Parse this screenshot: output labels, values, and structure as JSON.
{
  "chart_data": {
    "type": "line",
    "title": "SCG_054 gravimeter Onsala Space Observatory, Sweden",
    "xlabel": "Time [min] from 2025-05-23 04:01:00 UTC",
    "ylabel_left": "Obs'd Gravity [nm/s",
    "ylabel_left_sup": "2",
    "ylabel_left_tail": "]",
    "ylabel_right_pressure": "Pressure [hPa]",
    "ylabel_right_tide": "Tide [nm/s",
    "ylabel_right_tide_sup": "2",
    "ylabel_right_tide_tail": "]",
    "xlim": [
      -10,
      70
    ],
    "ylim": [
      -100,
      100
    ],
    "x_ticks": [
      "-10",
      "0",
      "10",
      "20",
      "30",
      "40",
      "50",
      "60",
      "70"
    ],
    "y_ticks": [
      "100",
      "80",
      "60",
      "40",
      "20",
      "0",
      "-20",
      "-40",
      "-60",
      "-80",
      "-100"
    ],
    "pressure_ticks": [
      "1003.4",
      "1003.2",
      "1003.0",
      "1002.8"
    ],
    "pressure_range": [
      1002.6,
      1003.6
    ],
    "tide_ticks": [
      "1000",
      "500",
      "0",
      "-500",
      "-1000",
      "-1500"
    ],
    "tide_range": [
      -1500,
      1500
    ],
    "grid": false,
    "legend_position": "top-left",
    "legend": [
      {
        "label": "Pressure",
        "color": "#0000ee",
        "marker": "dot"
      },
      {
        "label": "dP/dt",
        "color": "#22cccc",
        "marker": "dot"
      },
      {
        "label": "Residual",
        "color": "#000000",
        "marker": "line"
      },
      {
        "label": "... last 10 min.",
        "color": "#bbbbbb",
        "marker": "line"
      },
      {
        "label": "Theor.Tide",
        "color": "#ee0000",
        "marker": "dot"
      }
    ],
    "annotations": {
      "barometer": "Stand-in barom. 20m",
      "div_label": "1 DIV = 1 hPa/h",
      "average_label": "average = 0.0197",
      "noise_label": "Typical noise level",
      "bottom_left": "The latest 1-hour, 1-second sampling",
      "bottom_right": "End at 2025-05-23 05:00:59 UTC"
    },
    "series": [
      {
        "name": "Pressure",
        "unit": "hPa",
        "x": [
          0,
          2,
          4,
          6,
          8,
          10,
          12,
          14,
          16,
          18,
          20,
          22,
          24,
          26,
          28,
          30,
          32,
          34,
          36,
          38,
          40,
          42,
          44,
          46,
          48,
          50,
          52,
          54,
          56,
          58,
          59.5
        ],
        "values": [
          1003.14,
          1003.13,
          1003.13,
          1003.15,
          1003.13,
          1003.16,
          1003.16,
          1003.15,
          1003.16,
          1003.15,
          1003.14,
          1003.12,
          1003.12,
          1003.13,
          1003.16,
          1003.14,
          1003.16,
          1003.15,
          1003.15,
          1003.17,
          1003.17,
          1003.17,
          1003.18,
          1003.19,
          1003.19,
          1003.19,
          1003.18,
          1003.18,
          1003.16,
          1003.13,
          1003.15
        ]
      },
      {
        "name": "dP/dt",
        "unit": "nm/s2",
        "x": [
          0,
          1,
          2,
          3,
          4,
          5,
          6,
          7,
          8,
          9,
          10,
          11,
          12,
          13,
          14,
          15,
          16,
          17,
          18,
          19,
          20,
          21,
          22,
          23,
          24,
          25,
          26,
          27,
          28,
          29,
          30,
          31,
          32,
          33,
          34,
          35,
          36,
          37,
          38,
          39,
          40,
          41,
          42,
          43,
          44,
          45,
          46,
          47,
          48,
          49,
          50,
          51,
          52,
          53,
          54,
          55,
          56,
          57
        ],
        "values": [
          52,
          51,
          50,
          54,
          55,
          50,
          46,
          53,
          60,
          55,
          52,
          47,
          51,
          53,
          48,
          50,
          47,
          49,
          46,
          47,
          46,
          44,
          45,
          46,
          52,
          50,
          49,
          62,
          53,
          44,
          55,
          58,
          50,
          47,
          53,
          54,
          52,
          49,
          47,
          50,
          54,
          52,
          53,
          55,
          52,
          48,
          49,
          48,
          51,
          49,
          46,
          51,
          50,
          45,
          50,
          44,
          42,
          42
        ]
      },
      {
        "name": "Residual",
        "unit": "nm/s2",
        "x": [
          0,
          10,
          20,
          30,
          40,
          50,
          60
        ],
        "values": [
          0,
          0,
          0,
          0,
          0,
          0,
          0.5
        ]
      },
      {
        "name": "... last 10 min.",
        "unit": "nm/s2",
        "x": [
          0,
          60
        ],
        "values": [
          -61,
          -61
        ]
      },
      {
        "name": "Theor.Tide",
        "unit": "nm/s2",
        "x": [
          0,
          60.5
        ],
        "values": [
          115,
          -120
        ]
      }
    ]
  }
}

::::

* _GIVEN TASK_
Retype all of the data shown above, word for word.

* _OUTPUT OF THE TASK_
Parse this screenshot: output labels, values, and structure as JSON.
{
  "chart_data": {
    "type": "line",
    "title": "SCG_054 gravimeter Onsala Space Observatory, Sweden",
    "xlabel": "Time [min] from 2025-05-23 04:01:00 UTC",
    "ylabel_left": "Obs'd Gravity [nm/s",
    "ylabel_left_sup": "2",
    "ylabel_left_tail": "]",
    "ylabel_right_pressure": "Pressure [hPa]",
    "ylabel_right_tide": "Tide [nm/s",
    "ylabel_right_tide_sup": "2",
    "ylabel_right_tide_tail": "]",
    "xlim": [
      -10,
      70
    ],
    "ylim": [
      -100,
      100
    ],
    "x_ticks": [
      "-10",
      "0",
      "10",
      "20",
      "30",
      "40",
      "50",
      "60",
      "70"
    ],
    "y_ticks": [
      "100",
      "80",
      "60",
      "40",
      "20",
      "0",
      "-20",
      "-40",
      "-60",
      "-80",
      "-100"
    ],
    "pressure_ticks": [
      "1003.4",
      "1003.2",
      "1003.0",
      "1002.8"
    ],
    "pressure_range": [
      1002.6,
      1003.6
    ],
    "tide_ticks": [
      "1000",
      "500",
      "0",
      "-500",
      "-1000",
      "-1500"
    ],
    "tide_range": [
      -1500,
      1500
    ],
    "grid": false,
    "legend_position": "top-left",
    "legend": [
      {
        "label": "Pressure",
        "color": "#0000ee",
        "marker": "dot"
      },
      {
        "label": "dP/dt",
        "color": "#22cccc",
        "marker": "dot"
      },
      {
        "label": "Residual",
        "color": "#000000",
        "marker": "line"
      },
      {
        "label": "... last 10 min.",
        "color": "#bbbbbb",
        "marker": "line"
      },
      {
        "label": "Theor.Tide",
        "color": "#ee0000",
        "marker": "dot"
      }
    ],
    "annotations": {
      "barometer": "Stand-in barom. 20m",
      "div_label": "1 DIV = 1 hPa/h",
      "average_label": "average = 0.0197",
      "noise_label": "Typical noise level",
      "bottom_left": "The latest 1-hour, 1-second sampling",
      "bottom_right": "End at 2025-05-23 05:00:59 UTC"
    },
    "series": [
      {
        "name": "Pressure",
        "unit": "hPa",
        "x": [
          0,
          2,
          4,
          6,
          8,
          10,
          12,
          14,
          16,
          18,
          20,
          22,
          24,
          26,
          28,
          30,
          32,
          34,
          36,
          38,
          40,
          42,
          44,
          46,
          48,
          50,
          52,
          54,
          56,
          58,
          59.5
        ],
        "values": [
          1003.14,
          1003.13,
          1003.13,
          1003.15,
          1003.13,
          1003.16,
          1003.16,
          1003.15,
          1003.16,
          1003.15,
          1003.14,
          1003.12,
          1003.12,
          1003.13,
          1003.16,
          1003.14,
          1003.16,
          1003.15,
          1003.15,
          1003.17,
          1003.17,
          1003.17,
          1003.18,
          1003.19,
          1003.19,
          1003.19,
          1003.18,
          1003.18,
          1003.16,
          1003.13,
          1003.15
        ]
      },
      {
        "name": "dP/dt",
        "unit": "nm/s2",
        "x": [
          0,
          1,
          2,
          3,
          4,
          5,
          6,
          7,
          8,
          9,
          10,
          11,
          12,
          13,
          14,
          15,
          16,
          17,
          18,
          19,
          20,
          21,
          22,
          23,
          24,
          25,
          26,
          27,
          28,
          29,
          30,
          31,
          32,
          33,
          34,
          35,
          36,
          37,
          38,
          39,
          40,
          41,
          42,
          43,
          44,
          45,
          46,
          47,
          48,
          49,
          50,
          51,
          52,
          53,
          54,
          55,
          56,
          57
        ],
        "values": [
          52,
          51,
          50,
          54,
          55,
          50,
          46,
          53,
          60,
          55,
          52,
          47,
          51,
          53,
          48,
          50,
          47,
          49,
          46,
          47,
          46,
          44,
          45,
          46,
          52,
          50,
          49,
          62,
          53,
          44,
          55,
          58,
          50,
          47,
          53,
          54,
          52,
          49,
          47,
          50,
          54,
          52,
          53,
          55,
          52,
          48,
          49,
          48,
          51,
          49,
          46,
          51,
          50,
          45,
          50,
          44,
          42,
          42
        ]
      },
      {
        "name": "Residual",
        "unit": "nm/s2",
        "x": [
          0,
          10,
          20,
          30,
          40,
          50,
          60
        ],
        "values": [
          0,
          0,
          0,
          0,
          0,
          0,
          0.5
        ]
      },
      {
        "name": "... last 10 min.",
        "unit": "nm/s2",
        "x": [
          0,
          60
        ],
        "values": [
          -61,
          -61
        ]
      },
      {
        "name": "Theor.Tide",
        "unit": "nm/s2",
        "x": [
          0,
          60.5
        ],
        "values": [
          115,
          -120
        ]
      }
    ]
  }
}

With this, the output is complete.